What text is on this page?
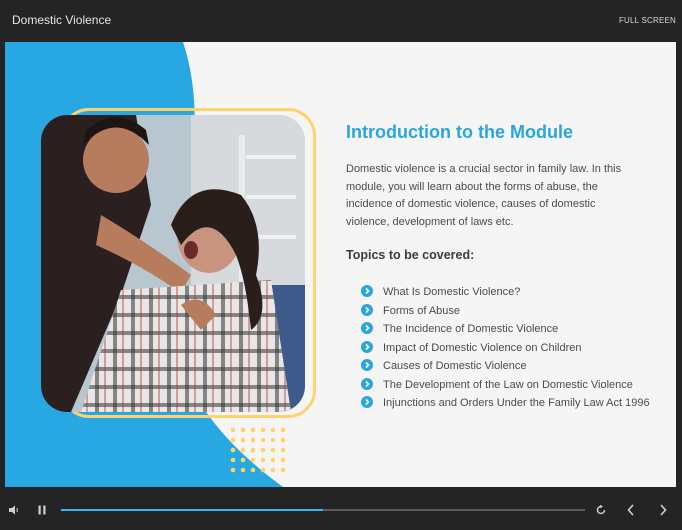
Domestic Violence	FULL SCREEN
Introduction to the Module
Domestic violence is a crucial sector in family law. In this module, you will learn about the forms of abuse, the incidence of domestic violence, causes of domestic violence, development of laws etc.
Topics to be covered:
What Is Domestic Violence?
Forms of Abuse
The Incidence of Domestic Violence
Impact of Domestic Violence on Children
Causes of Domestic Violence
The Development of the Law on Domestic Violence
Injunctions and Orders Under the Family Law Act 1996
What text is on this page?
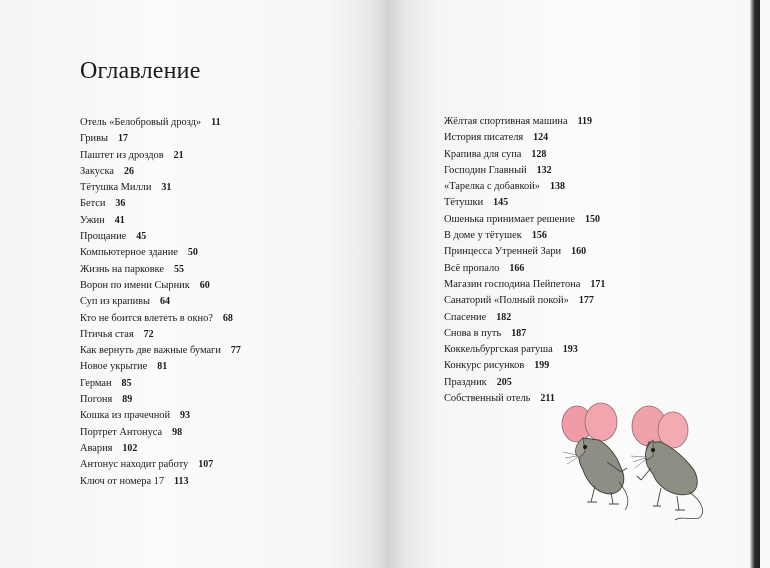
Оглавление
Отель «Белобровый дрозд» 11
Гривы 17
Паштет из дроздов 21
Закуска 26
Тётушка Милли 31
Бетси 36
Ужин 41
Прощание 45
Компьютерное здание 50
Жизнь на парковке 55
Ворон по имени Сырник 60
Суп из крапивы 64
Кто не боится влететь в окно? 68
Птичья стая 72
Как вернуть две важные бумаги 77
Новое укрытие 81
Герман 85
Погоня 89
Кошка из прачечной 93
Портрет Антонуса 98
Авария 102
Антонус находит работу 107
Ключ от номера 17 113
Жёлтая спортивная машина 119
История писателя 124
Крапива для супа 128
Господин Главный 132
«Тарелка с добавкой» 138
Тётушки 145
Ошенька принимает решение 150
В доме у тётушек 156
Принцесса Утренней Зари 160
Всё пропало 166
Магазин господина Пейпетона 171
Санаторий «Полный покой» 177
Спасение 182
Снова в путь 187
Коккельбургская ратуша 193
Конкурс рисунков 199
Праздник 205
Собственный отель 211
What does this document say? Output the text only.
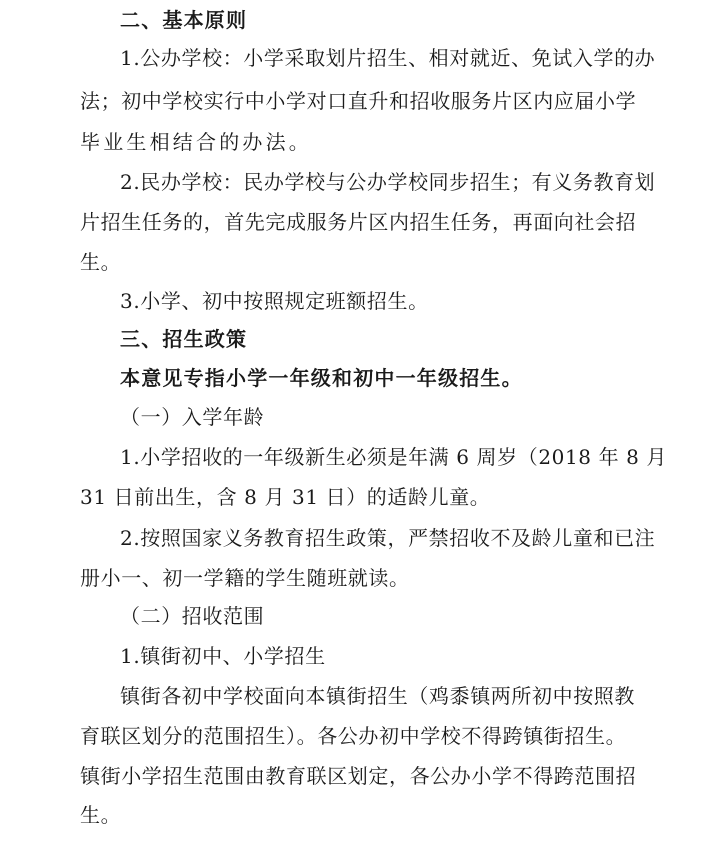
二、基本原则
1.公办学校：小学采取划片招生、相对就近、免试入学的办
法；初中学校实行中小学对口直升和招收服务片区内应届小学
毕业生相结合的办法。
2.民办学校：民办学校与公办学校同步招生；有义务教育划
片招生任务的，首先完成服务片区内招生任务，再面向社会招
生。
3.小学、初中按照规定班额招生。
三、招生政策
本意见专指小学一年级和初中一年级招生。
（一）入学年龄
1.小学招收的一年级新生必须是年满 6 周岁（2018 年 8 月
31 日前出生，含 8 月 31 日）的适龄儿童。
2.按照国家义务教育招生政策，严禁招收不及龄儿童和已注
册小一、初一学籍的学生随班就读。
（二）招收范围
1.镇街初中、小学招生
镇街各初中学校面向本镇街招生（鸡黍镇两所初中按照教
育联区划分的范围招生）。各公办初中学校不得跨镇街招生。
镇街小学招生范围由教育联区划定，各公办小学不得跨范围招
生。
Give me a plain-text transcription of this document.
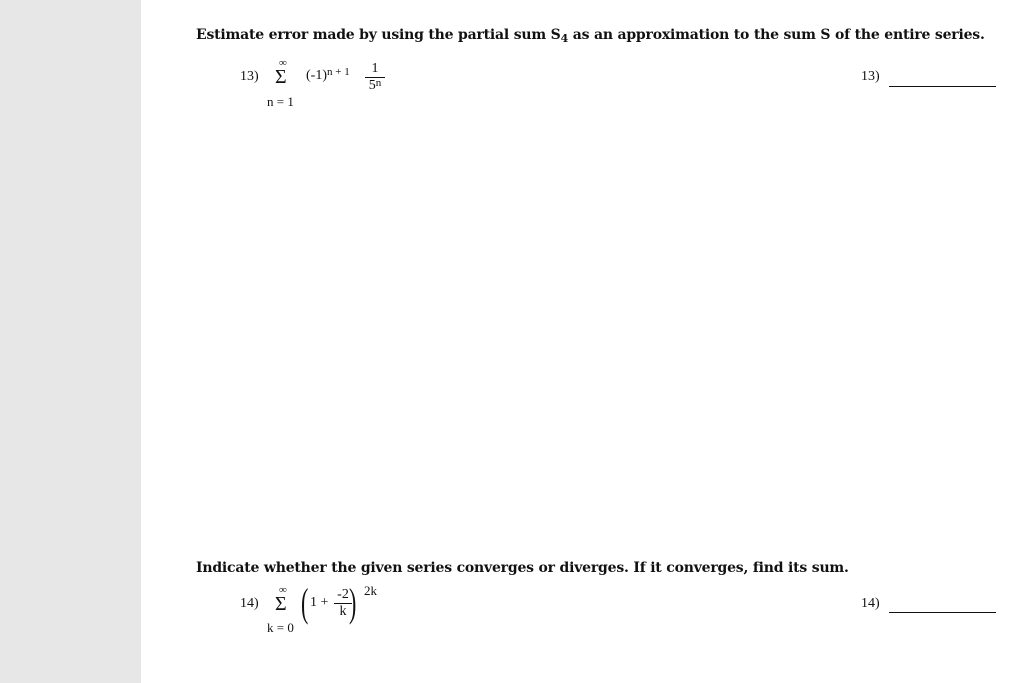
Estimate error made by using the partial sum $S_4$ as an approximation to the sum S of the entire series.
13)
∞
Σ
n = 1
$(-1)^{n + 1}$	1
5$^n$	13)
Indicate whether the given series converges or diverges. If it converges, find its sum.
14)
∞
Σ
k = 0
( 1 +
-2
k ) 2k
14)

• _EXERCISE PROMPT_: Extract, from the material above, each line holding the word "this".

• _TASK OUTPUT_:
What text is on this page?
Domestic violence is a crucial sector in family law. In this module, you will learn about the forms of abuse, the incidence of domestic violence, causes of domestic violence, development of laws etc.
What text is on this page?
What does this document say? Output the text only.
Give me a plain-text transcription of this document.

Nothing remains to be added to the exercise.